## [What the task requires]
Exact reproduction of the data is required, with images excluded.

══════════

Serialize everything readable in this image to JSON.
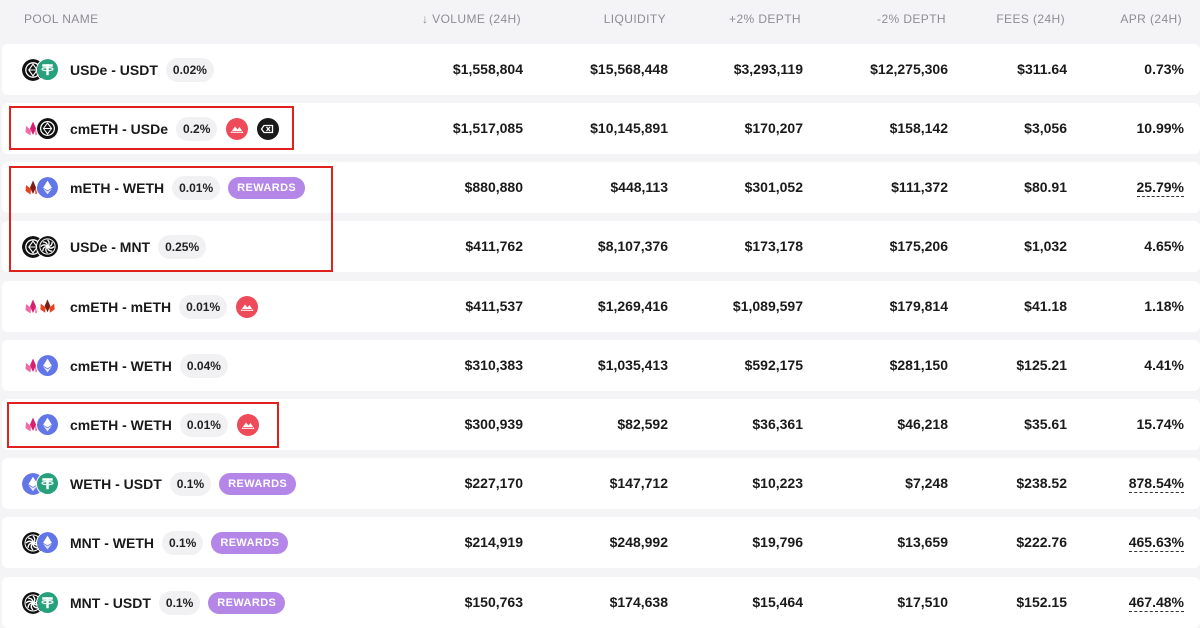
{
  "header": {
    "pool_name": "POOL NAME",
    "volume_arrow": "↓",
    "volume": "VOLUME (24H)",
    "liquidity": "LIQUIDITY",
    "depth_plus": "+2% DEPTH",
    "depth_minus": "-2% DEPTH",
    "fees": "FEES (24H)",
    "apr": "APR (24H)"
  },
  "colors": {
    "rewards_badge": "#b386e8",
    "highlight_box": "#e0211d",
    "row_bg": "#ffffff",
    "page_bg": "#f4f4f6"
  },
  "pools": [
    {
      "tokens": [
        "usde-token-icon",
        "usdt-token-icon"
      ],
      "name": "USDe - USDT",
      "fee": "0.02%",
      "badges": [],
      "volume": "$1,558,804",
      "liquidity": "$15,568,448",
      "depth_plus": "$3,293,119",
      "depth_minus": "$12,275,306",
      "fees": "$311.64",
      "apr": "0.73%",
      "apr_dotted": false
    },
    {
      "tokens": [
        "cmeth-token-icon",
        "usde-token-icon"
      ],
      "name": "cmETH - USDe",
      "fee": "0.2%",
      "badges": [
        "red-mountain-icon",
        "ethena-x-icon"
      ],
      "volume": "$1,517,085",
      "liquidity": "$10,145,891",
      "depth_plus": "$170,207",
      "depth_minus": "$158,142",
      "fees": "$3,056",
      "apr": "10.99%",
      "apr_dotted": false
    },
    {
      "tokens": [
        "meth-token-icon",
        "weth-token-icon"
      ],
      "name": "mETH - WETH",
      "fee": "0.01%",
      "badges": [
        "rewards"
      ],
      "rewards_label": "REWARDS",
      "volume": "$880,880",
      "liquidity": "$448,113",
      "depth_plus": "$301,052",
      "depth_minus": "$111,372",
      "fees": "$80.91",
      "apr": "25.79%",
      "apr_dotted": true
    },
    {
      "tokens": [
        "usde-token-icon",
        "mnt-token-icon"
      ],
      "name": "USDe - MNT",
      "fee": "0.25%",
      "badges": [],
      "volume": "$411,762",
      "liquidity": "$8,107,376",
      "depth_plus": "$173,178",
      "depth_minus": "$175,206",
      "fees": "$1,032",
      "apr": "4.65%",
      "apr_dotted": false
    },
    {
      "tokens": [
        "cmeth-token-icon",
        "meth-token-icon"
      ],
      "name": "cmETH - mETH",
      "fee": "0.01%",
      "badges": [
        "red-mountain-icon"
      ],
      "volume": "$411,537",
      "liquidity": "$1,269,416",
      "depth_plus": "$1,089,597",
      "depth_minus": "$179,814",
      "fees": "$41.18",
      "apr": "1.18%",
      "apr_dotted": false
    },
    {
      "tokens": [
        "cmeth-token-icon",
        "weth-token-icon"
      ],
      "name": "cmETH - WETH",
      "fee": "0.04%",
      "badges": [],
      "volume": "$310,383",
      "liquidity": "$1,035,413",
      "depth_plus": "$592,175",
      "depth_minus": "$281,150",
      "fees": "$125.21",
      "apr": "4.41%",
      "apr_dotted": false
    },
    {
      "tokens": [
        "cmeth-token-icon",
        "weth-token-icon"
      ],
      "name": "cmETH - WETH",
      "fee": "0.01%",
      "badges": [
        "red-mountain-icon"
      ],
      "volume": "$300,939",
      "liquidity": "$82,592",
      "depth_plus": "$36,361",
      "depth_minus": "$46,218",
      "fees": "$35.61",
      "apr": "15.74%",
      "apr_dotted": false
    },
    {
      "tokens": [
        "weth-token-icon",
        "usdt-token-icon"
      ],
      "name": "WETH - USDT",
      "fee": "0.1%",
      "badges": [
        "rewards"
      ],
      "rewards_label": "REWARDS",
      "volume": "$227,170",
      "liquidity": "$147,712",
      "depth_plus": "$10,223",
      "depth_minus": "$7,248",
      "fees": "$238.52",
      "apr": "878.54%",
      "apr_dotted": true
    },
    {
      "tokens": [
        "mnt-token-icon",
        "weth-token-icon"
      ],
      "name": "MNT - WETH",
      "fee": "0.1%",
      "badges": [
        "rewards"
      ],
      "rewards_label": "REWARDS",
      "volume": "$214,919",
      "liquidity": "$248,992",
      "depth_plus": "$19,796",
      "depth_minus": "$13,659",
      "fees": "$222.76",
      "apr": "465.63%",
      "apr_dotted": true
    },
    {
      "tokens": [
        "mnt-token-icon",
        "usdt-token-icon"
      ],
      "name": "MNT - USDT",
      "fee": "0.1%",
      "badges": [
        "rewards"
      ],
      "rewards_label": "REWARDS",
      "volume": "$150,763",
      "liquidity": "$174,638",
      "depth_plus": "$15,464",
      "depth_minus": "$17,510",
      "fees": "$152.15",
      "apr": "467.48%",
      "apr_dotted": true
    }
  ]
}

══════════

## [Reply to the task]
Serialize everything readable in this image to JSON.
{
  "header": {
    "pool_name": "POOL NAME",
    "volume_arrow": "↓",
    "volume": "VOLUME (24H)",
    "liquidity": "LIQUIDITY",
    "depth_plus": "+2% DEPTH",
    "depth_minus": "-2% DEPTH",
    "fees": "FEES (24H)",
    "apr": "APR (24H)"
  },
  "colors": {
    "rewards_badge": "#b386e8",
    "highlight_box": "#e0211d",
    "row_bg": "#ffffff",
    "page_bg": "#f4f4f6"
  },
  "pools": [
    {
      "tokens": [
        "usde-token-icon",
        "usdt-token-icon"
      ],
      "name": "USDe - USDT",
      "fee": "0.02%",
      "badges": [],
      "volume": "$1,558,804",
      "liquidity": "$15,568,448",
      "depth_plus": "$3,293,119",
      "depth_minus": "$12,275,306",
      "fees": "$311.64",
      "apr": "0.73%",
      "apr_dotted": false
    },
    {
      "tokens": [
        "cmeth-token-icon",
        "usde-token-icon"
      ],
      "name": "cmETH - USDe",
      "fee": "0.2%",
      "badges": [
        "red-mountain-icon",
        "ethena-x-icon"
      ],
      "volume": "$1,517,085",
      "liquidity": "$10,145,891",
      "depth_plus": "$170,207",
      "depth_minus": "$158,142",
      "fees": "$3,056",
      "apr": "10.99%",
      "apr_dotted": false
    },
    {
      "tokens": [
        "meth-token-icon",
        "weth-token-icon"
      ],
      "name": "mETH - WETH",
      "fee": "0.01%",
      "badges": [
        "rewards"
      ],
      "rewards_label": "REWARDS",
      "volume": "$880,880",
      "liquidity": "$448,113",
      "depth_plus": "$301,052",
      "depth_minus": "$111,372",
      "fees": "$80.91",
      "apr": "25.79%",
      "apr_dotted": true
    },
    {
      "tokens": [
        "usde-token-icon",
        "mnt-token-icon"
      ],
      "name": "USDe - MNT",
      "fee": "0.25%",
      "badges": [],
      "volume": "$411,762",
      "liquidity": "$8,107,376",
      "depth_plus": "$173,178",
      "depth_minus": "$175,206",
      "fees": "$1,032",
      "apr": "4.65%",
      "apr_dotted": false
    },
    {
      "tokens": [
        "cmeth-token-icon",
        "meth-token-icon"
      ],
      "name": "cmETH - mETH",
      "fee": "0.01%",
      "badges": [
        "red-mountain-icon"
      ],
      "volume": "$411,537",
      "liquidity": "$1,269,416",
      "depth_plus": "$1,089,597",
      "depth_minus": "$179,814",
      "fees": "$41.18",
      "apr": "1.18%",
      "apr_dotted": false
    },
    {
      "tokens": [
        "cmeth-token-icon",
        "weth-token-icon"
      ],
      "name": "cmETH - WETH",
      "fee": "0.04%",
      "badges": [],
      "volume": "$310,383",
      "liquidity": "$1,035,413",
      "depth_plus": "$592,175",
      "depth_minus": "$281,150",
      "fees": "$125.21",
      "apr": "4.41%",
      "apr_dotted": false
    },
    {
      "tokens": [
        "cmeth-token-icon",
        "weth-token-icon"
      ],
      "name": "cmETH - WETH",
      "fee": "0.01%",
      "badges": [
        "red-mountain-icon"
      ],
      "volume": "$300,939",
      "liquidity": "$82,592",
      "depth_plus": "$36,361",
      "depth_minus": "$46,218",
      "fees": "$35.61",
      "apr": "15.74%",
      "apr_dotted": false
    },
    {
      "tokens": [
        "weth-token-icon",
        "usdt-token-icon"
      ],
      "name": "WETH - USDT",
      "fee": "0.1%",
      "badges": [
        "rewards"
      ],
      "rewards_label": "REWARDS",
      "volume": "$227,170",
      "liquidity": "$147,712",
      "depth_plus": "$10,223",
      "depth_minus": "$7,248",
      "fees": "$238.52",
      "apr": "878.54%",
      "apr_dotted": true
    },
    {
      "tokens": [
        "mnt-token-icon",
        "weth-token-icon"
      ],
      "name": "MNT - WETH",
      "fee": "0.1%",
      "badges": [
        "rewards"
      ],
      "rewards_label": "REWARDS",
      "volume": "$214,919",
      "liquidity": "$248,992",
      "depth_plus": "$19,796",
      "depth_minus": "$13,659",
      "fees": "$222.76",
      "apr": "465.63%",
      "apr_dotted": true
    },
    {
      "tokens": [
        "mnt-token-icon",
        "usdt-token-icon"
      ],
      "name": "MNT - USDT",
      "fee": "0.1%",
      "badges": [
        "rewards"
      ],
      "rewards_label": "REWARDS",
      "volume": "$150,763",
      "liquidity": "$174,638",
      "depth_plus": "$15,464",
      "depth_minus": "$17,510",
      "fees": "$152.15",
      "apr": "467.48%",
      "apr_dotted": true
    }
  ]
}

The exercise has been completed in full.